What you are asked to do: Each line of the data that includes the string "frac" is to be copied out.

Data provided:
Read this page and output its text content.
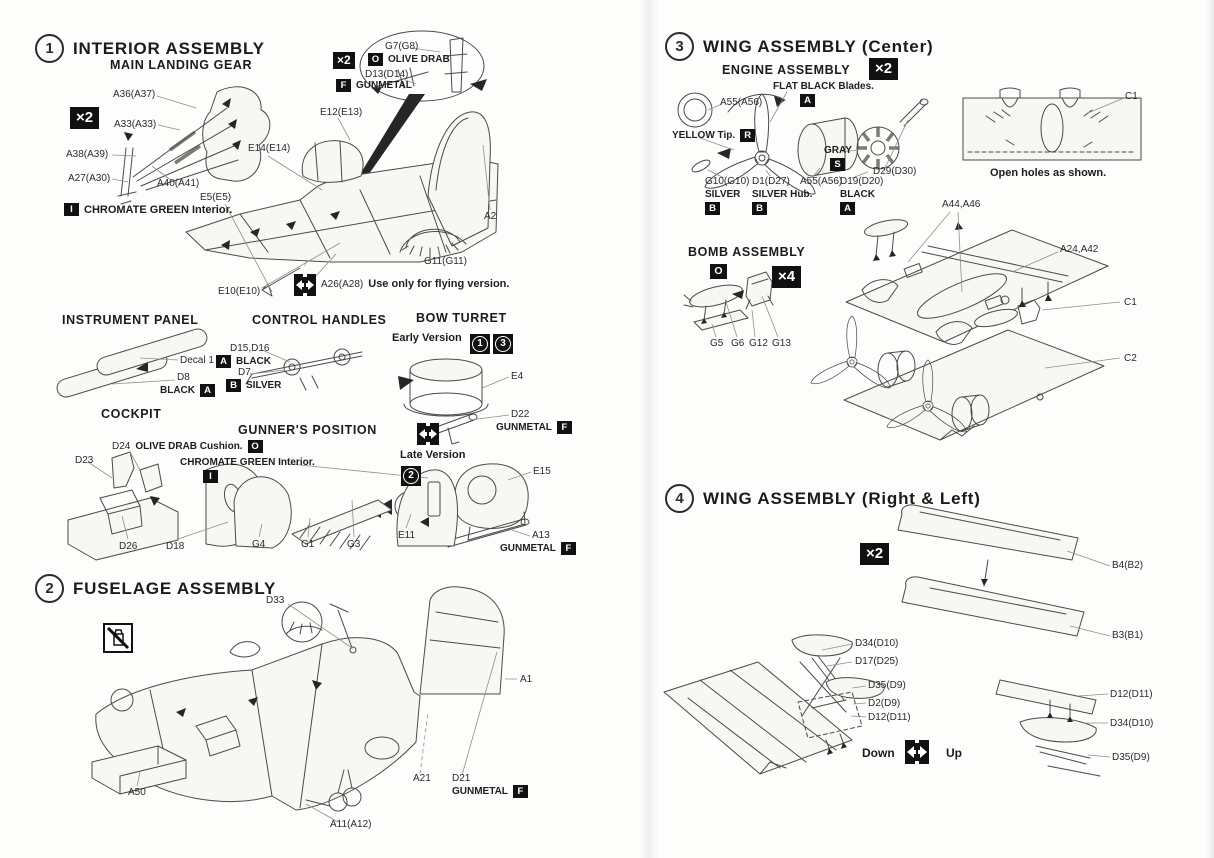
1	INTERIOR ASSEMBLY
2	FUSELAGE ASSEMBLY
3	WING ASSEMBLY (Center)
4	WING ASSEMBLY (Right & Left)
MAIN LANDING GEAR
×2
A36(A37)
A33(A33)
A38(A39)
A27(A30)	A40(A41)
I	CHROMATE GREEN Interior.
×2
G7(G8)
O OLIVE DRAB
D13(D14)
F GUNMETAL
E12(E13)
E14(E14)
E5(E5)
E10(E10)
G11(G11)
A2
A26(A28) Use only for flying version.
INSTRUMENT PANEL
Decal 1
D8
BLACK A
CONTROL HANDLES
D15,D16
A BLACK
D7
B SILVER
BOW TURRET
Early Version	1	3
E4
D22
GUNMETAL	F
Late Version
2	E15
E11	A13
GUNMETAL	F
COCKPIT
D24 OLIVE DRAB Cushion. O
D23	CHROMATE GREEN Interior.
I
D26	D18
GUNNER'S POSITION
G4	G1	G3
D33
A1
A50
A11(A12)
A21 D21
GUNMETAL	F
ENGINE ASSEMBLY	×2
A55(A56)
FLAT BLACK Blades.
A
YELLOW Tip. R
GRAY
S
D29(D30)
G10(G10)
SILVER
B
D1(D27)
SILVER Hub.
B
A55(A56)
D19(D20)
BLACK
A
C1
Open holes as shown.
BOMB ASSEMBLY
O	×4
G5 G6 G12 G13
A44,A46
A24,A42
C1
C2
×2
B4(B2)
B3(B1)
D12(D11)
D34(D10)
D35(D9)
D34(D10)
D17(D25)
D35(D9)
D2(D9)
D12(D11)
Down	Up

...

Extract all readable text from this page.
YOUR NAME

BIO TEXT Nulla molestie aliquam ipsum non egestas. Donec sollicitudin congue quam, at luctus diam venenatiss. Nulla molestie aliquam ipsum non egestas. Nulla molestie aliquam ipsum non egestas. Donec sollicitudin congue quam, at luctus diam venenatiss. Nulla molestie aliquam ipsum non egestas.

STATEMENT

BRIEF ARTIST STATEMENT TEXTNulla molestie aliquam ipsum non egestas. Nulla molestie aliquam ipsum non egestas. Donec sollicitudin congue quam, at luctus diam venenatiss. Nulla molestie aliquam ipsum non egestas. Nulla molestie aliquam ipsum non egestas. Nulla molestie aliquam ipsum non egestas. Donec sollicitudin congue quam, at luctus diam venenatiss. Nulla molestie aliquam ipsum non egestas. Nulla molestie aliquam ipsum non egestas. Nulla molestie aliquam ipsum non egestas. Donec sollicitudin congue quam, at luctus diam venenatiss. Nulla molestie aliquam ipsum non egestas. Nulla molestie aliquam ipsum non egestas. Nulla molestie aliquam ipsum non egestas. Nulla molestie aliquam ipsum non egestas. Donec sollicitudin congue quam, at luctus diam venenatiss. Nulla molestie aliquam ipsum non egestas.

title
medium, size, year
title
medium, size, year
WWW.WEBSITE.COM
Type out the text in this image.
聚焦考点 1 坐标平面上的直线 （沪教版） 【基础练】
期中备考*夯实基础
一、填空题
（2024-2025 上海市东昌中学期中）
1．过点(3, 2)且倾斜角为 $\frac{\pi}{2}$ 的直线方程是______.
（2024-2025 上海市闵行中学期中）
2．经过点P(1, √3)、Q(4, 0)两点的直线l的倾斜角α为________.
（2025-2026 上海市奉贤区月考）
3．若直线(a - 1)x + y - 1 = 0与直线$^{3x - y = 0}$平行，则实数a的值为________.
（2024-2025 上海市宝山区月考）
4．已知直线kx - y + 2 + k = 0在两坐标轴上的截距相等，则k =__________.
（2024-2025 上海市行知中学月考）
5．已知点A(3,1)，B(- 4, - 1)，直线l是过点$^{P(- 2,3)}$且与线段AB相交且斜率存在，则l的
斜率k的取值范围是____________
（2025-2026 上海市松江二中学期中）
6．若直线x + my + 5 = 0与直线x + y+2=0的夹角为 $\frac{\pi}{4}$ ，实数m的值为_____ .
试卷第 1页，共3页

* * *

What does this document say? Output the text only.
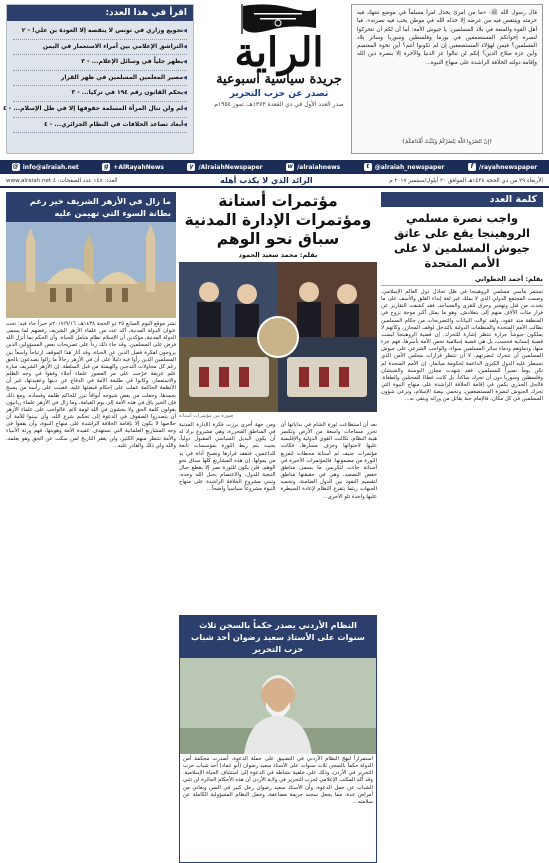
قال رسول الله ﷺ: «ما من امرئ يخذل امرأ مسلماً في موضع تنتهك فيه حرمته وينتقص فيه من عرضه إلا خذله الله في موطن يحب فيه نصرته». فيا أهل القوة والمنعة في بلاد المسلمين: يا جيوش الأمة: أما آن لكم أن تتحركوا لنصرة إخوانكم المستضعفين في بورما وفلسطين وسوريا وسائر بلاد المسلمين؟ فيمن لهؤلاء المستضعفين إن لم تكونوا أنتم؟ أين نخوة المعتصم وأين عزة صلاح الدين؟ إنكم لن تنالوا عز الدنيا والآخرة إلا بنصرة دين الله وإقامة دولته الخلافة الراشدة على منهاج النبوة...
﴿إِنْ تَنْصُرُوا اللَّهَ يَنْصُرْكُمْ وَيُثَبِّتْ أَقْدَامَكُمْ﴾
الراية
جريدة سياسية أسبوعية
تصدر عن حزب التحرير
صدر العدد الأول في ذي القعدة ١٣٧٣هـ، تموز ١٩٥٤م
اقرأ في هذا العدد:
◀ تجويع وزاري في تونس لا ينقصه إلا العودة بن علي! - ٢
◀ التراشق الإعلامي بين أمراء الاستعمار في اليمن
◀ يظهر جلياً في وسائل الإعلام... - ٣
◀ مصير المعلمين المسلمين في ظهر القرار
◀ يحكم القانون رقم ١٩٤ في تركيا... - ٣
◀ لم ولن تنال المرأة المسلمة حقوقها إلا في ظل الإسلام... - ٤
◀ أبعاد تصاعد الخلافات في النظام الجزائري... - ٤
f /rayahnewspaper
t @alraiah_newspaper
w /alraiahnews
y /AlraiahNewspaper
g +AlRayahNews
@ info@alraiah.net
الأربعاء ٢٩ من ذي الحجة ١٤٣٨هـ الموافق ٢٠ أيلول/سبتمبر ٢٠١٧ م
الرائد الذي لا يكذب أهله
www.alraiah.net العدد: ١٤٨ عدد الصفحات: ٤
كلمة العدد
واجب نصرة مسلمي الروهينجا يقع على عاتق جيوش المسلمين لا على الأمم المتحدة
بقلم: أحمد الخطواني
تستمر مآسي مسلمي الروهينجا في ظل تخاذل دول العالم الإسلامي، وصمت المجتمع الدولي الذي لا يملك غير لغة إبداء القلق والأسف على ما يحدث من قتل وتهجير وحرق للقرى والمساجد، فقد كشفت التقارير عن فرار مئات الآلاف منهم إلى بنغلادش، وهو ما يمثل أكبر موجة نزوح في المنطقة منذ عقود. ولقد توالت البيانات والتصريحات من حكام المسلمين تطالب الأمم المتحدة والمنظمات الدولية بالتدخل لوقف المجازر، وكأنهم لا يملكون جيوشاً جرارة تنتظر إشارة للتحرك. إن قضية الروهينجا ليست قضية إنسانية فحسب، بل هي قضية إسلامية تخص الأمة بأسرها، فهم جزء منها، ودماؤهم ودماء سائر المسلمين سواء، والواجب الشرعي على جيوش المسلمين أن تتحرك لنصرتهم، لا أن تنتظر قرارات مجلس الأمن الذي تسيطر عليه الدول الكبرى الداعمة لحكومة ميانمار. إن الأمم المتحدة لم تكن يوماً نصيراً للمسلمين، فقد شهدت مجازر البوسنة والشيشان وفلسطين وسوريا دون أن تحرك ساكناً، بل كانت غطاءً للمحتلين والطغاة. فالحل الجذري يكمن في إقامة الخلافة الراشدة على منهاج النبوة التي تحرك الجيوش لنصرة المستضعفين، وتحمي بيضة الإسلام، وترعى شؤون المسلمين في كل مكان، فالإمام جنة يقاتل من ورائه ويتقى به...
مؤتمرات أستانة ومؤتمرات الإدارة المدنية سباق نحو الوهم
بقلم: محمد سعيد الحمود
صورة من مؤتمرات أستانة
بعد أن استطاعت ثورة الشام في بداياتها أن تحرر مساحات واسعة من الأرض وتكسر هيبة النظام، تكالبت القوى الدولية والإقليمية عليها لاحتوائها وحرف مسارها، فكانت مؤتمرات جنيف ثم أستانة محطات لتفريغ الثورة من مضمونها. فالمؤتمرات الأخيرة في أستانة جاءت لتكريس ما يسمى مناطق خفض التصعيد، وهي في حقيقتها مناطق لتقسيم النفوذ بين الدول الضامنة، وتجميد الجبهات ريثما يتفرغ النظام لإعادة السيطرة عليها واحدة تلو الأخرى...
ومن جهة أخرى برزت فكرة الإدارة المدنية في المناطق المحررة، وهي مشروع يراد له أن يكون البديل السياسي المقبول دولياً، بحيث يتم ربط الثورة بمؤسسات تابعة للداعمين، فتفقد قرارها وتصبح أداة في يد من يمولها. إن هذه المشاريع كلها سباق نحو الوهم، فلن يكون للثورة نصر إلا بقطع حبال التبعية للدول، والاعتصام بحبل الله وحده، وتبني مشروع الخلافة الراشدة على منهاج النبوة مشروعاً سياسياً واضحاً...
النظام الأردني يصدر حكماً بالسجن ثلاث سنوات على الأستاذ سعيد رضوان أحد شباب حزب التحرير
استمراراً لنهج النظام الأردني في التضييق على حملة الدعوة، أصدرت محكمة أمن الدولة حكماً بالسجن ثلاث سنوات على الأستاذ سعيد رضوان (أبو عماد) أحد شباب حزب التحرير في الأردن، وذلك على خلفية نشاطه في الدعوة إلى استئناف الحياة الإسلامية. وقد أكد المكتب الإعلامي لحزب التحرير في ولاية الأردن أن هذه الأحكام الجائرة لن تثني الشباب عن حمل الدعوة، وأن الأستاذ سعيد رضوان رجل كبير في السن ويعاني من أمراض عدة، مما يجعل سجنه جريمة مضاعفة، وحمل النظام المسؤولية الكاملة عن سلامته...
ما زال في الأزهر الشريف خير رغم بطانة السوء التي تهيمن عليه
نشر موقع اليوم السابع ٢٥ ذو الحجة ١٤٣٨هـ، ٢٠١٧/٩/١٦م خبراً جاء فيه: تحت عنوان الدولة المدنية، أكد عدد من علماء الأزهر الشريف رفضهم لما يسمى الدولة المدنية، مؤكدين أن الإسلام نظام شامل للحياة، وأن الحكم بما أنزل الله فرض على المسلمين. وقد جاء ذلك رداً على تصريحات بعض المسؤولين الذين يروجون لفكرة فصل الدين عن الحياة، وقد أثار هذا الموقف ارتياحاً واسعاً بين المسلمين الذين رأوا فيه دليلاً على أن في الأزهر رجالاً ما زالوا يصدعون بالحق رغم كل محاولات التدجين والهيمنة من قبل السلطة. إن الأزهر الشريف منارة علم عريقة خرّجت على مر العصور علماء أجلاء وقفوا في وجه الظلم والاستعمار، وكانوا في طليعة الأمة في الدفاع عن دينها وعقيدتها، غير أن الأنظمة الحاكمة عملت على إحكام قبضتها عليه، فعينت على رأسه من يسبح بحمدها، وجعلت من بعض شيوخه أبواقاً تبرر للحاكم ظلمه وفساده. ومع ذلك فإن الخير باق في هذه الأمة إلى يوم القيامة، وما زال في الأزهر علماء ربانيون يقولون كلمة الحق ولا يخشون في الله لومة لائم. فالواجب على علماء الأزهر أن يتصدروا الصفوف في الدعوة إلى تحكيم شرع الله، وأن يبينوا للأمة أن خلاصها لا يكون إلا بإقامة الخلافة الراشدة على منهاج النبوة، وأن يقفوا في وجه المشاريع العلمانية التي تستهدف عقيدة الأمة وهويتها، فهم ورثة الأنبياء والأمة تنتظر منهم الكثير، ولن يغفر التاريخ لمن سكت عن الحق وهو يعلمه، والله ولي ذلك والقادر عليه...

Problem solution:
1．过点(3, 2)且倾斜角为 $\frac{\pi}{2}$ 的直线方程是______.
6．若直线x + my + 5 = 0与直线x + y+2=0的夹角为 $\frac{\pi}{4}$ ，实数m的值为_____ .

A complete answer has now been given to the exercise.